### [Challenge]
Within the material below, find each line bearing the word "start" and present it.

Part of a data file
— Begin —
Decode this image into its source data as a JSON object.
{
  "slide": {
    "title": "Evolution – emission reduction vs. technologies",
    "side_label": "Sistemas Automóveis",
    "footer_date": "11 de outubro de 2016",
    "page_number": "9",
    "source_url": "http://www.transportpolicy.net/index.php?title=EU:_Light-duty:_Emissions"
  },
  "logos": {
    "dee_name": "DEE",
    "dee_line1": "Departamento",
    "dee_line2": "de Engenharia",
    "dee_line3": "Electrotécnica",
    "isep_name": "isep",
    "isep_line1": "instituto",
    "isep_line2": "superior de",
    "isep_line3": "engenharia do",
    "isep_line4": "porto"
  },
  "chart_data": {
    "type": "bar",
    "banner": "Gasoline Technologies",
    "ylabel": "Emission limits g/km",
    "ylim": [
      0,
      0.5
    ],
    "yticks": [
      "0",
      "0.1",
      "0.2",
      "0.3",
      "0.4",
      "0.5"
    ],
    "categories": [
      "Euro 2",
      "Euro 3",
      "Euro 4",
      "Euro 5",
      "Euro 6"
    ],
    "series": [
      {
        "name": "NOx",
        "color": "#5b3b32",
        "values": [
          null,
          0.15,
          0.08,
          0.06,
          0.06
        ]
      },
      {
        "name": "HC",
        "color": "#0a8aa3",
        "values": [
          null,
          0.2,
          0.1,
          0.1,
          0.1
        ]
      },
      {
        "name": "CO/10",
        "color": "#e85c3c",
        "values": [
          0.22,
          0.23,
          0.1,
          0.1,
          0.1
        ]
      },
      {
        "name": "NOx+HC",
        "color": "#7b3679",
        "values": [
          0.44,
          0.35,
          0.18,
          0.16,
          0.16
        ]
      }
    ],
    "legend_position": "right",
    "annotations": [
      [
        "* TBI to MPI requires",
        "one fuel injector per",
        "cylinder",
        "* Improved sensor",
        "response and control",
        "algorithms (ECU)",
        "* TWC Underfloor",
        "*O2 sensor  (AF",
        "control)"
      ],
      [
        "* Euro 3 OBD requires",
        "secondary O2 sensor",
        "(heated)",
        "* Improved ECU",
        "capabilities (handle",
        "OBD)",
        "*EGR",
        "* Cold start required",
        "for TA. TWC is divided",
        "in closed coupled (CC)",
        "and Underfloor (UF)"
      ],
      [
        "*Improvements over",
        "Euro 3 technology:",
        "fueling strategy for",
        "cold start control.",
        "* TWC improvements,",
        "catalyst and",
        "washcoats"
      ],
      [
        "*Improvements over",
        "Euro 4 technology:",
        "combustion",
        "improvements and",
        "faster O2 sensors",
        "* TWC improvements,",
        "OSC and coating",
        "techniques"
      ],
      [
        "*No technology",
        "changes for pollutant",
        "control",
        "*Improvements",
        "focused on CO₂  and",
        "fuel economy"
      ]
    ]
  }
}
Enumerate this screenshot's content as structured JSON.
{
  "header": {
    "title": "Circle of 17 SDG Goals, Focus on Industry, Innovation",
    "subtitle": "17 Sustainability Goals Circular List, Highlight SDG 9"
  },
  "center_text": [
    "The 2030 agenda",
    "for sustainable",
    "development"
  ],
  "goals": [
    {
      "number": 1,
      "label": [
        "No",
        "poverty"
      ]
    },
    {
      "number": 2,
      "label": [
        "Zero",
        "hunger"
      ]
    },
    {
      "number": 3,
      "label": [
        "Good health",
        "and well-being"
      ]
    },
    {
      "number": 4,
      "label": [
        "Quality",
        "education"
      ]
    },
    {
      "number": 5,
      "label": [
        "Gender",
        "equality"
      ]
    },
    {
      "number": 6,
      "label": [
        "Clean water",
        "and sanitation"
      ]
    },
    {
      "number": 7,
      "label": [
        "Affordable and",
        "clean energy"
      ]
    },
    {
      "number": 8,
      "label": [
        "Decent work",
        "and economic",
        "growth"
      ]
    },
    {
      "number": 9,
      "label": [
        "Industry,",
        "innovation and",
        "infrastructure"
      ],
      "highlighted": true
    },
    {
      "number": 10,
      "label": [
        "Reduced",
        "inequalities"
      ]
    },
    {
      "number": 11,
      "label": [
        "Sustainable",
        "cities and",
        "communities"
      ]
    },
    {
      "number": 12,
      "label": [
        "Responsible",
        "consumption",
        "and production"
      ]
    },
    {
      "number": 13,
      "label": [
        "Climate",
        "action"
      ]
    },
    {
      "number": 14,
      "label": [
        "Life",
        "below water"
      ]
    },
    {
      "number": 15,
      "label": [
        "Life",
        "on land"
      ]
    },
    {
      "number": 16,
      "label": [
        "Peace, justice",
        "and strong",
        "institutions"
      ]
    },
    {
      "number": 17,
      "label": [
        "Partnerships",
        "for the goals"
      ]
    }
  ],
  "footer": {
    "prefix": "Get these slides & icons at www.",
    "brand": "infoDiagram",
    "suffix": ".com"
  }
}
— End —
### [Answer below]
        "* Cold start required",
        "cold start control.",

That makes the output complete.